Items from a data source:
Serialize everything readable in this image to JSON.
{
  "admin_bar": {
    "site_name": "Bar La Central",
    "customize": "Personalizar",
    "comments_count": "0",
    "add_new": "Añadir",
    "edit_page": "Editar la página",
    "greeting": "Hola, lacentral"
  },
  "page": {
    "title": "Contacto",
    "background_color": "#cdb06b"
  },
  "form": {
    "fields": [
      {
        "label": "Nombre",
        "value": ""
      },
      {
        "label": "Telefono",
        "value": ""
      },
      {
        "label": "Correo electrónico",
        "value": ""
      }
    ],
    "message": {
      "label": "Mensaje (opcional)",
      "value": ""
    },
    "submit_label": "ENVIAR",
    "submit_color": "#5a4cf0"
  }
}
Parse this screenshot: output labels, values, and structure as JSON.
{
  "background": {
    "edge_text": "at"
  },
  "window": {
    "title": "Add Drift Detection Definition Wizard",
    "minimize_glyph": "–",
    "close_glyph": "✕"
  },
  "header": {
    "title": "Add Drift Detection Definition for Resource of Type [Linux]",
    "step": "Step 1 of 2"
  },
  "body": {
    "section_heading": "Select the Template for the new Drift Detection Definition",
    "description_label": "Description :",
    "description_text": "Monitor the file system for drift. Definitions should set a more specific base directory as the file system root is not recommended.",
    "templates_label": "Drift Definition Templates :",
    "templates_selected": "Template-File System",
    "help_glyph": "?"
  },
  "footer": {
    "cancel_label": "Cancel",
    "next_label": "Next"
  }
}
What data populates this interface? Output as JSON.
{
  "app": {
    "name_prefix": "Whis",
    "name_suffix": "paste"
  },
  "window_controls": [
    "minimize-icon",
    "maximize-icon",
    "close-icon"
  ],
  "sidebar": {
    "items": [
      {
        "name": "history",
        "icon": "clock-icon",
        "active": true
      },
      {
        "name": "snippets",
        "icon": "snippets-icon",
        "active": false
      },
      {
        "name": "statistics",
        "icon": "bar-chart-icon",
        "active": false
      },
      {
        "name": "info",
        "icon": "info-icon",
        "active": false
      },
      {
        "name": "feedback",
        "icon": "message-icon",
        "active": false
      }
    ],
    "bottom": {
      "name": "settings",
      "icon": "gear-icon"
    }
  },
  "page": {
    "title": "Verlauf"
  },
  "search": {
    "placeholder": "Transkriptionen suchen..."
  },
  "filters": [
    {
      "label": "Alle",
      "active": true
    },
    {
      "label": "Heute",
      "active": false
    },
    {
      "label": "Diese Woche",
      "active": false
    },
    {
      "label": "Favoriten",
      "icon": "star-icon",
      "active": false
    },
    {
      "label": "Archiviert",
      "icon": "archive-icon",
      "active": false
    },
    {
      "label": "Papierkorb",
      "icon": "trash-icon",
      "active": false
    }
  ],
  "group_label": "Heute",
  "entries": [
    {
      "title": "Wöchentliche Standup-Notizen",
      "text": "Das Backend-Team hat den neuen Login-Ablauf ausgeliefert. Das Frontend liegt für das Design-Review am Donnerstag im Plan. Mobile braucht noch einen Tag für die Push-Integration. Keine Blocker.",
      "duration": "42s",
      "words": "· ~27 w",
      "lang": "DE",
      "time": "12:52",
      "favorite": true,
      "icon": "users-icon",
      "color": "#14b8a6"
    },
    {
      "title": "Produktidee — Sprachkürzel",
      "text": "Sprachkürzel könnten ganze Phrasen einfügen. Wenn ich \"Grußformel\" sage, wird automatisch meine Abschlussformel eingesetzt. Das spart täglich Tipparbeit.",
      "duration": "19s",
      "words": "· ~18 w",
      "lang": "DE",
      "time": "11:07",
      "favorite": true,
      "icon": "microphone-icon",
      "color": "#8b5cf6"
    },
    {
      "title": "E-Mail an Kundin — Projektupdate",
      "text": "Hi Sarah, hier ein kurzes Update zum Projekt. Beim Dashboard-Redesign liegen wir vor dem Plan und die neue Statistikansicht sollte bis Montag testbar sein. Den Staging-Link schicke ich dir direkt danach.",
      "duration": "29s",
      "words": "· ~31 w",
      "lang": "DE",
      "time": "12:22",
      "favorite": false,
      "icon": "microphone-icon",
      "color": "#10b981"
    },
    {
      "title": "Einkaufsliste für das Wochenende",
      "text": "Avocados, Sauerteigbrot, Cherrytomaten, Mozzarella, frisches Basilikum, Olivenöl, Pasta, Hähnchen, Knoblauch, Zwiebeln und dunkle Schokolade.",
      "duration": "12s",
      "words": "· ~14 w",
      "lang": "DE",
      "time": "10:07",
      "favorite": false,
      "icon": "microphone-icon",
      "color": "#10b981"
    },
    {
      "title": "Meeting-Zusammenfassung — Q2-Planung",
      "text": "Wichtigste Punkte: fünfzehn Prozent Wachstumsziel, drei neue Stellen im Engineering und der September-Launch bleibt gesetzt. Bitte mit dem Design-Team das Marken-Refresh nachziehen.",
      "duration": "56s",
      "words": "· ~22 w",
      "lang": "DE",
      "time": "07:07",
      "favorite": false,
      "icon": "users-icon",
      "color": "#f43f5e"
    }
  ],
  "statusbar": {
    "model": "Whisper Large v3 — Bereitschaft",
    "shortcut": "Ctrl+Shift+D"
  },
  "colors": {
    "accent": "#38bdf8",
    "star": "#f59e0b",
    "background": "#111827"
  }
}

• WHAT YOU ARE ASKED TO DO
Your answer should be one number: the count of lines in the data above that include the word "this".

• ANSWER TO THE EXERCISE
3